**WHAT THE TASK REQUIRES:** Lines containing the word "АККАУНТ" are the ones to copy from the records below.

**DATA FOR THE TASK:**
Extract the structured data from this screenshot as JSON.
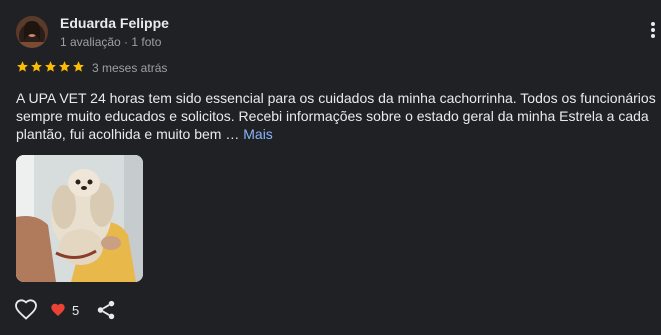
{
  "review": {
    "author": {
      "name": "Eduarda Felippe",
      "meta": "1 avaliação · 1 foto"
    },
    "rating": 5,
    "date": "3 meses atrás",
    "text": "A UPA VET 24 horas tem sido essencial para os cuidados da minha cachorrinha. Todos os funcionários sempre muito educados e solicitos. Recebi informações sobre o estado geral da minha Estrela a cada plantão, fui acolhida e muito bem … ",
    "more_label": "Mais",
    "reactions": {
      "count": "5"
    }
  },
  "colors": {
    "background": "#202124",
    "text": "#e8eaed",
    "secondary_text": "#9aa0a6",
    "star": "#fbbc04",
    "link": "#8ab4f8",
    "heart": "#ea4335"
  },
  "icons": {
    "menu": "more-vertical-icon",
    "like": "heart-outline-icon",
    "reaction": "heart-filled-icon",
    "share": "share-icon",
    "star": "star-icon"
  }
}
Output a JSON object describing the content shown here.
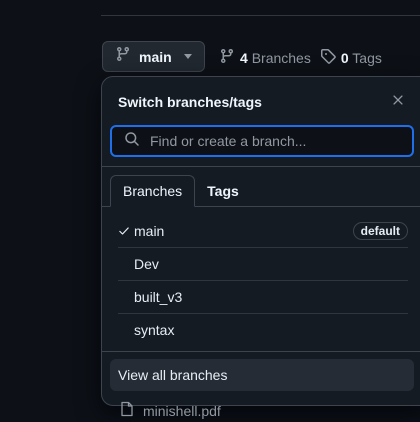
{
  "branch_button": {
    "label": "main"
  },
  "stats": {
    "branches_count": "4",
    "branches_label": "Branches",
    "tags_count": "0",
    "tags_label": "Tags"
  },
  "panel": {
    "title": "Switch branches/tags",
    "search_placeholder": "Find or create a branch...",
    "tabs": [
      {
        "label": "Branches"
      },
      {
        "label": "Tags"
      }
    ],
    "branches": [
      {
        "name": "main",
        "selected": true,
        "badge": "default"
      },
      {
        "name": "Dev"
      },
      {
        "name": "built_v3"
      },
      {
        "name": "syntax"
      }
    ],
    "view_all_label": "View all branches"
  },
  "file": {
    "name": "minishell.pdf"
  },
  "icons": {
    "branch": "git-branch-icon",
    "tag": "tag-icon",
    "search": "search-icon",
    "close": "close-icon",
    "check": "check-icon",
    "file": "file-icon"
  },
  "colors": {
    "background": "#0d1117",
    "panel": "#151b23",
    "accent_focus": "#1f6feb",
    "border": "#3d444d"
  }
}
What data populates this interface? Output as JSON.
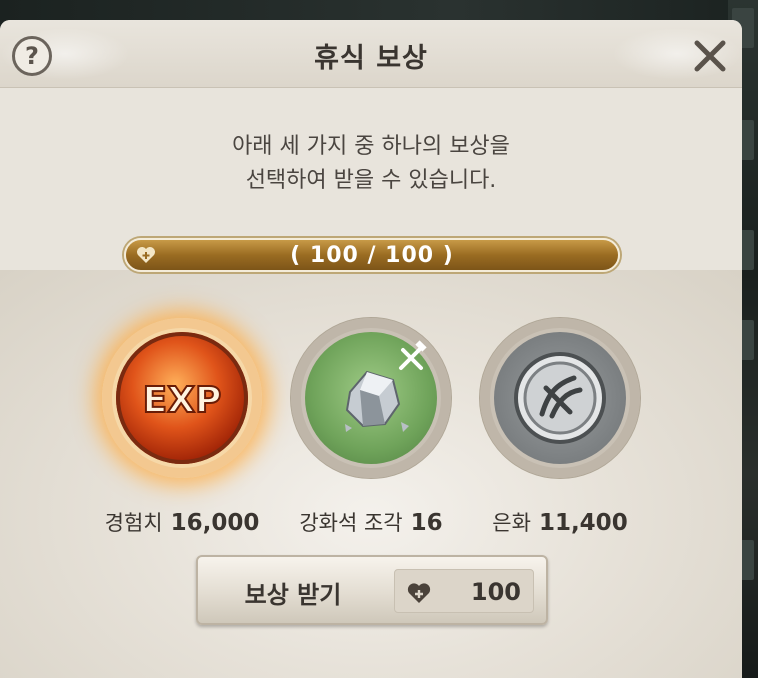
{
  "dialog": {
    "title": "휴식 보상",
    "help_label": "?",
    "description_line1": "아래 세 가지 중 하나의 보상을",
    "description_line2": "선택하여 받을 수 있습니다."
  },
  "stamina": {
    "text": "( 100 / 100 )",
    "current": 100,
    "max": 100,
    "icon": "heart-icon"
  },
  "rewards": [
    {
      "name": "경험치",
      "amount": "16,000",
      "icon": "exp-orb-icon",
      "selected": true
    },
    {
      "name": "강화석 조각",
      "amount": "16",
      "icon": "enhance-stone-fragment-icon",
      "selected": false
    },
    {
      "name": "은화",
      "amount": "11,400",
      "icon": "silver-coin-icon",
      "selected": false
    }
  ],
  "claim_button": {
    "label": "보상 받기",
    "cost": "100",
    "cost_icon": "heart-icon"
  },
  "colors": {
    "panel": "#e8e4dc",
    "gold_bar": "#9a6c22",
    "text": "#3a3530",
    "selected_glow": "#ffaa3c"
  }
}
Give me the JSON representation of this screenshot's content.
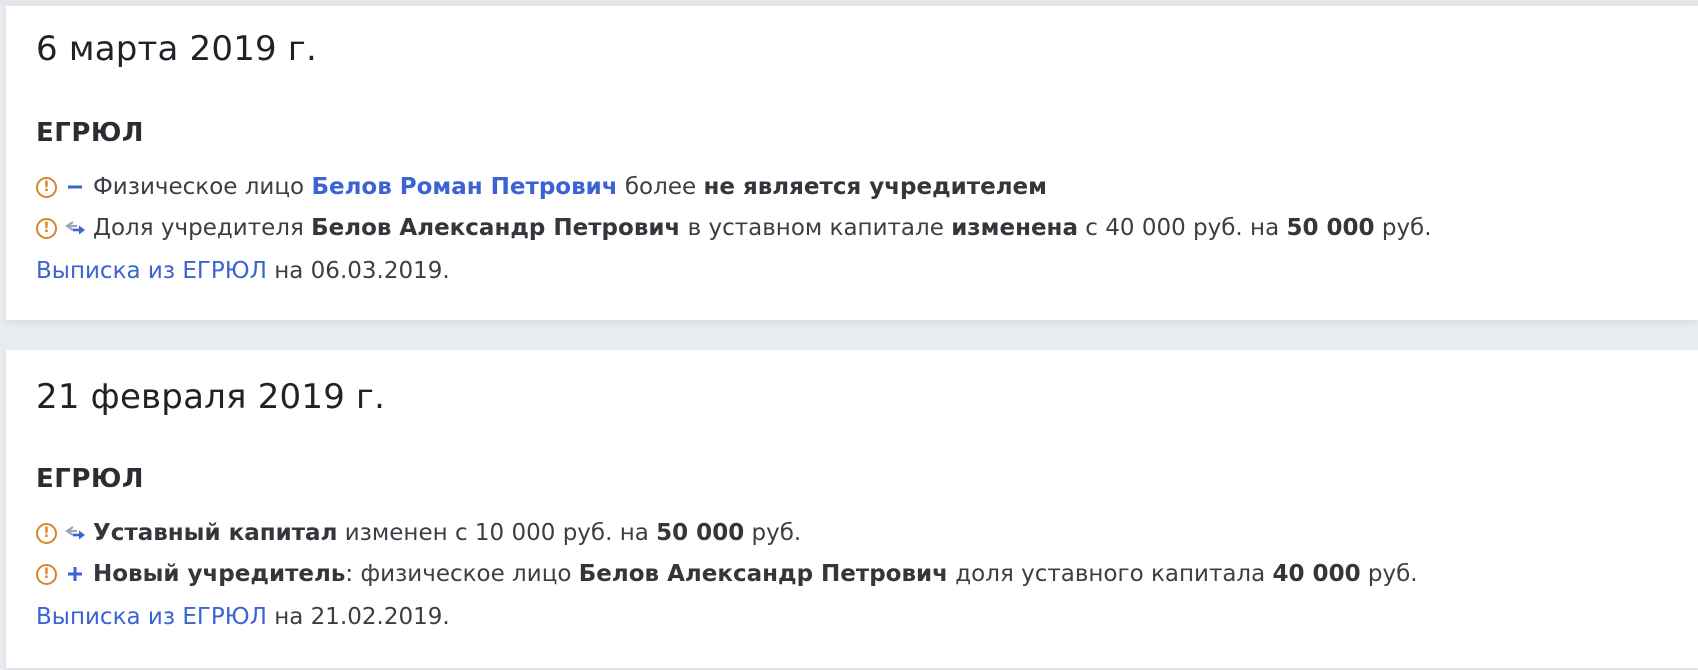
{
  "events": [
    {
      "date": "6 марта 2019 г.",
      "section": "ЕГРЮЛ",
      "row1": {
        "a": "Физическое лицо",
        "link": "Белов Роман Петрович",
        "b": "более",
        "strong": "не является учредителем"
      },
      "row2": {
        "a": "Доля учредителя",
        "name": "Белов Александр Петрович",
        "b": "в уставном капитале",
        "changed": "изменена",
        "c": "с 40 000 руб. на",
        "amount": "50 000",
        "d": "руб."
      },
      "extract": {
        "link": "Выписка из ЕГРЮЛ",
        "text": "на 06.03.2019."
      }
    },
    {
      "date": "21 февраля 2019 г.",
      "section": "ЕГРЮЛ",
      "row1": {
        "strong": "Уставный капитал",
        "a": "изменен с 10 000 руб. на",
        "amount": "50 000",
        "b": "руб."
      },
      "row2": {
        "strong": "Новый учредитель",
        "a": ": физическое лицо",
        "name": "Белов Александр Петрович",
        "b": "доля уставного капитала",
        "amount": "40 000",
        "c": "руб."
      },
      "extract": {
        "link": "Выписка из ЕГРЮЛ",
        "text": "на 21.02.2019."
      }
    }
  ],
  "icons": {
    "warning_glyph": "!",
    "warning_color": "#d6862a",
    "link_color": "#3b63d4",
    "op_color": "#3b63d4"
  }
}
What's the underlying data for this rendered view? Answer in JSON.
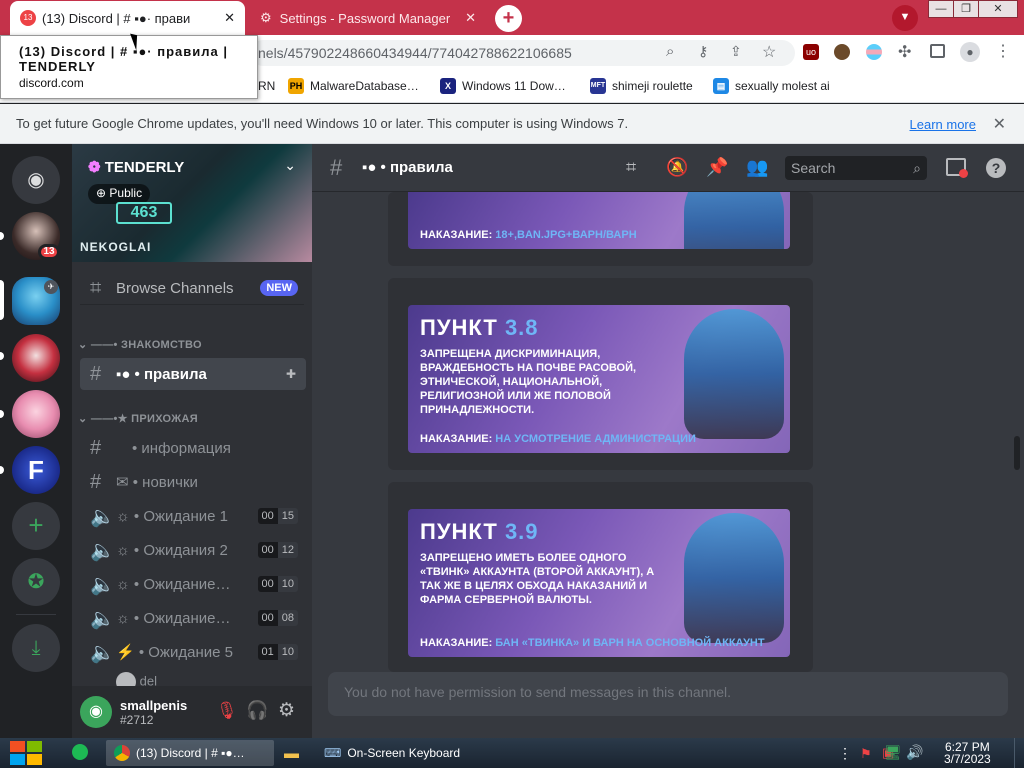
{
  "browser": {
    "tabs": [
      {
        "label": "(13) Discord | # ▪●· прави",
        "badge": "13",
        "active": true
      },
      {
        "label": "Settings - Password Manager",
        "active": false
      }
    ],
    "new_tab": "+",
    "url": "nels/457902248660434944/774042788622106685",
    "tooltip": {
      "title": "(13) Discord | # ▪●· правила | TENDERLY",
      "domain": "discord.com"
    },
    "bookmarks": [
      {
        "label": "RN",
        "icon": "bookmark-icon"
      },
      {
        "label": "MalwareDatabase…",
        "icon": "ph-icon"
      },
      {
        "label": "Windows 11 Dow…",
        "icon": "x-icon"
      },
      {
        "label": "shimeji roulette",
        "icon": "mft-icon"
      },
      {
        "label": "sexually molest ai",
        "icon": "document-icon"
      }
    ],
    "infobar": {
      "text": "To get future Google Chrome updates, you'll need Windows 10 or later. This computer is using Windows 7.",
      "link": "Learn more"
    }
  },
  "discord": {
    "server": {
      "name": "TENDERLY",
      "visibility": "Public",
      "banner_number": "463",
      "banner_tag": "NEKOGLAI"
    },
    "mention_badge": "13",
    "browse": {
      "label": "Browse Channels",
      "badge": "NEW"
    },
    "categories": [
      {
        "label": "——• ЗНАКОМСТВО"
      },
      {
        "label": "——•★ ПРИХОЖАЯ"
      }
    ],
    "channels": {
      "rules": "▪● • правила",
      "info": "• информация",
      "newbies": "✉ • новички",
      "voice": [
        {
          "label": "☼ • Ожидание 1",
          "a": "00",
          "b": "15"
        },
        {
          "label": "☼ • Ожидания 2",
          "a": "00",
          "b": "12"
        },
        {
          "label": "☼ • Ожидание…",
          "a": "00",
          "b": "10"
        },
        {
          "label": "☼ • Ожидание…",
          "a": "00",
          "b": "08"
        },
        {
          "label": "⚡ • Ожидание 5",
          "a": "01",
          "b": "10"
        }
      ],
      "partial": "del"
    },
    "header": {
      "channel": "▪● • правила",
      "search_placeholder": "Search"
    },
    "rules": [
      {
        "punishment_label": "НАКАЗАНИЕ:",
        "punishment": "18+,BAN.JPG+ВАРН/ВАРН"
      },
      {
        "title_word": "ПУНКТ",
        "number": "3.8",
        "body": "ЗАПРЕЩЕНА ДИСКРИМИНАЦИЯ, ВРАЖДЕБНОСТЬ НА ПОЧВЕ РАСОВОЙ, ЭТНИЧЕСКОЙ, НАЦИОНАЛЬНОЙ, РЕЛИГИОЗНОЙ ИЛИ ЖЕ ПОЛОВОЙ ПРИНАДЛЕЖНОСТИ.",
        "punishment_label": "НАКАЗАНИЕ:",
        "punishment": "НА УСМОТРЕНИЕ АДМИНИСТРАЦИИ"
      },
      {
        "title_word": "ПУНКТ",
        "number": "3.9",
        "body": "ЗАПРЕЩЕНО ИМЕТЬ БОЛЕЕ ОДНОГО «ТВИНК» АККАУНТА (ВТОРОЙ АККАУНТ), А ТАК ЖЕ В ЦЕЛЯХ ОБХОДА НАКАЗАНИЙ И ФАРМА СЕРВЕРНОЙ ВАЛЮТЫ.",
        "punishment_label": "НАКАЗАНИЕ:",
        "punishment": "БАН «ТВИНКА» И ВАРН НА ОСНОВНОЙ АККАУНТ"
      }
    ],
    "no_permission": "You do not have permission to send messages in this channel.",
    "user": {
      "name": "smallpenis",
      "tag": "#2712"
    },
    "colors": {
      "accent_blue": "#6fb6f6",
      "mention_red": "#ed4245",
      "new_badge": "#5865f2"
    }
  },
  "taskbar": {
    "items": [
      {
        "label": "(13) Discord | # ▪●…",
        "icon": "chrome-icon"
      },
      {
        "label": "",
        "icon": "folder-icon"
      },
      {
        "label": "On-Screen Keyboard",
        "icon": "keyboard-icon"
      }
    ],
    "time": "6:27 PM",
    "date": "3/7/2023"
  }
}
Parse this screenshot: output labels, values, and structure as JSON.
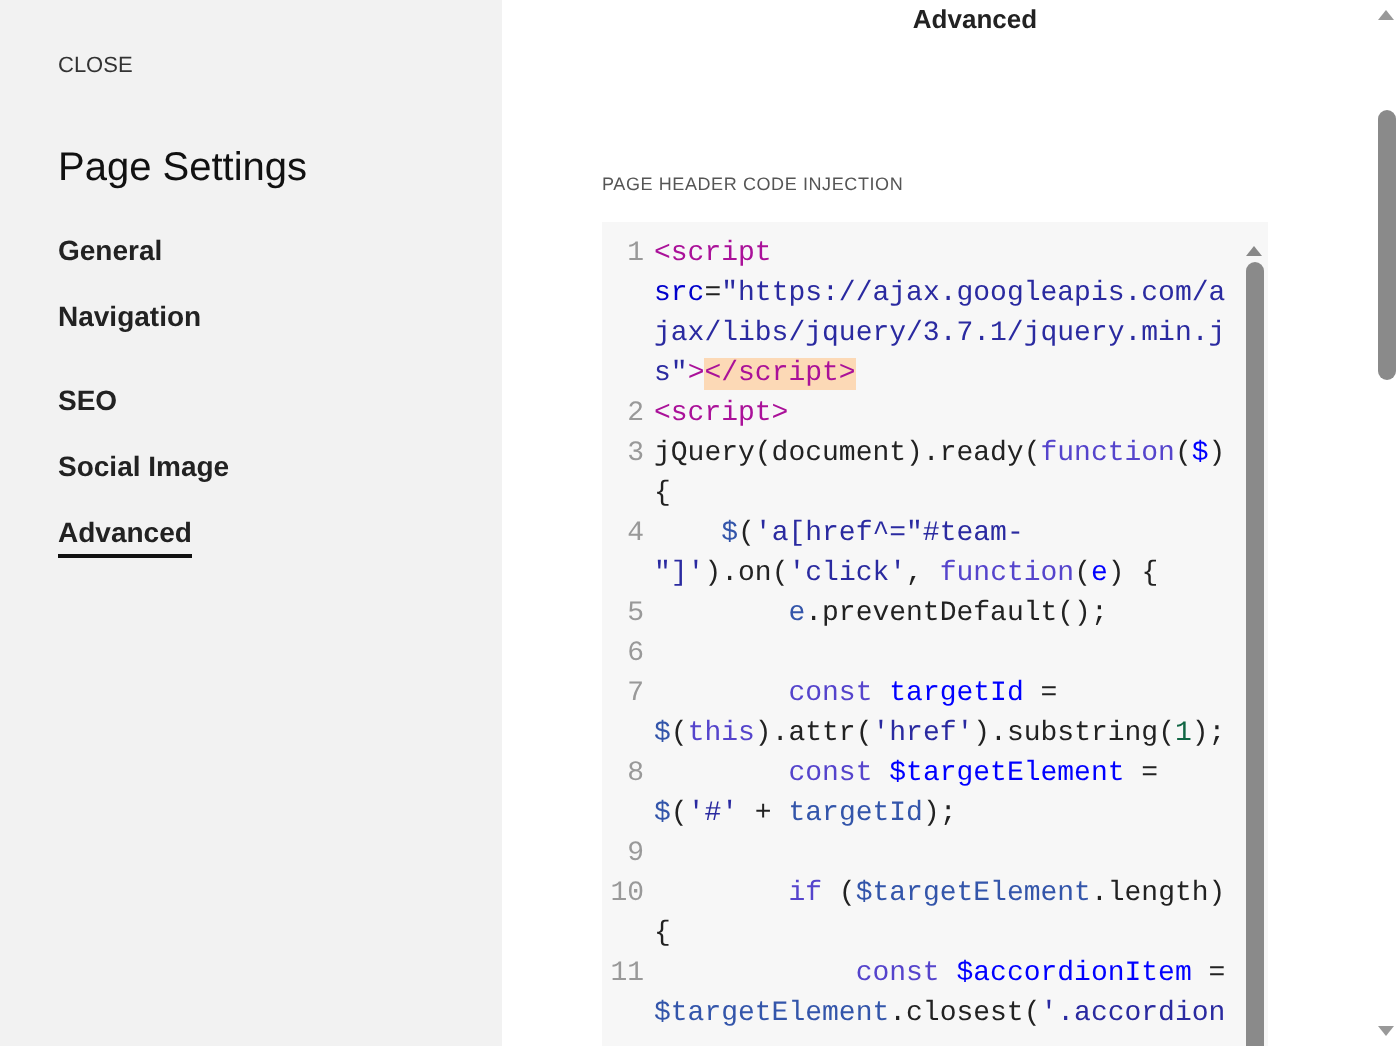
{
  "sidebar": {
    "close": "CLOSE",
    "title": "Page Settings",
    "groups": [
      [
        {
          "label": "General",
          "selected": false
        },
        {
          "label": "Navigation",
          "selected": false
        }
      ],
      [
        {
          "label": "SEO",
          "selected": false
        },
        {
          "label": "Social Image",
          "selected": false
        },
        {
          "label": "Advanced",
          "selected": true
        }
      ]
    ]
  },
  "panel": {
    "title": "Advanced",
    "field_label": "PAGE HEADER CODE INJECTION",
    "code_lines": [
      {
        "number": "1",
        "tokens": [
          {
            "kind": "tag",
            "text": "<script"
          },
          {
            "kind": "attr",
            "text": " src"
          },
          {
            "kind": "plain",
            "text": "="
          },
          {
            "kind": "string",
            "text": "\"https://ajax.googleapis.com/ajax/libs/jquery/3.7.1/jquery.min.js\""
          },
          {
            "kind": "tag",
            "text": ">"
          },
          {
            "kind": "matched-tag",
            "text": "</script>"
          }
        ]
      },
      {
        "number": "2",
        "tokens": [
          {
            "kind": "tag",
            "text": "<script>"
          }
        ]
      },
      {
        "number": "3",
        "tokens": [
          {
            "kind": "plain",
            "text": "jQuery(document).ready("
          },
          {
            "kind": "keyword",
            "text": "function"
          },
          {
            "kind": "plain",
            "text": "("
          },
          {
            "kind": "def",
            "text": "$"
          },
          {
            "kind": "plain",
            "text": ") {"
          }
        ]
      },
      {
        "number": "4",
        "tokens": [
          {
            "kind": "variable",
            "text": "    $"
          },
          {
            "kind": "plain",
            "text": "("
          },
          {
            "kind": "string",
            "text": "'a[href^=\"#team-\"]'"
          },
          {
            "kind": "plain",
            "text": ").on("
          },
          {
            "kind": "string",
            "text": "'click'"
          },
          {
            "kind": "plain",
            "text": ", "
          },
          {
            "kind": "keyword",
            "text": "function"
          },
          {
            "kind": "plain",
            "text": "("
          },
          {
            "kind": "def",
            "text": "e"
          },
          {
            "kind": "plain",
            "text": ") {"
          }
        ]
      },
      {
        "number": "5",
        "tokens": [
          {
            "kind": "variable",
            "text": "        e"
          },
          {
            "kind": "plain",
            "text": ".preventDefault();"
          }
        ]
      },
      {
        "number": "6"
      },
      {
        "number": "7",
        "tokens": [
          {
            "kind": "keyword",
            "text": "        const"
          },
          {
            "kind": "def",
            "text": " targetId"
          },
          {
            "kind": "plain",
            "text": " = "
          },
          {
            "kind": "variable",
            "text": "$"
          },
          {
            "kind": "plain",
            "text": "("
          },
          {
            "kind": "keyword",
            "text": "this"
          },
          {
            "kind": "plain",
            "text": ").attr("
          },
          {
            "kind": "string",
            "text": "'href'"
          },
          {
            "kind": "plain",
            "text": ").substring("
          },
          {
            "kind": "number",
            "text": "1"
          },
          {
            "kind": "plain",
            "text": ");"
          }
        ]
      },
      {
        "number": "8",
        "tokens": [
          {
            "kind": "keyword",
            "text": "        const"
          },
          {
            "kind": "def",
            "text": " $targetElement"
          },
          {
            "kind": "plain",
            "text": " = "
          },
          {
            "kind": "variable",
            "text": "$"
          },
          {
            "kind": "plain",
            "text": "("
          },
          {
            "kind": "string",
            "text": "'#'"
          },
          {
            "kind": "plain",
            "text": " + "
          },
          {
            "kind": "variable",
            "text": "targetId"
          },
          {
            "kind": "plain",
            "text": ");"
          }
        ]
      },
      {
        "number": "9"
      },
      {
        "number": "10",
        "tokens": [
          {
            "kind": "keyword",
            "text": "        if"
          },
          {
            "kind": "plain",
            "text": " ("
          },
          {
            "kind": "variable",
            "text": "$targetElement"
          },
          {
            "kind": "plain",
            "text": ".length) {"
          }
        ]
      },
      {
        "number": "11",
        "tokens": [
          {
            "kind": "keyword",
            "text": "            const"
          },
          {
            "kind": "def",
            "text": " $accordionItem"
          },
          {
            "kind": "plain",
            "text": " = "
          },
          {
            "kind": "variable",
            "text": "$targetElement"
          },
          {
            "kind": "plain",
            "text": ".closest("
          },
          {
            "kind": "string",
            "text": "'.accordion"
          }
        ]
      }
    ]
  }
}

**RESULT OF THIS TASK:**
        "body": "ЗАПРЕЩЕНО ИМЕТЬ БОЛЕЕ ОДНОГО «ТВИНК» АККАУНТА (ВТОРОЙ АККАУНТ), А ТАК ЖЕ В ЦЕЛЯХ ОБХОДА НАКАЗАНИЙ И ФАРМА СЕРВЕРНОЙ ВАЛЮТЫ.",
        "punishment": "БАН «ТВИНКА» И ВАРН НА ОСНОВНОЙ АККАУНТ"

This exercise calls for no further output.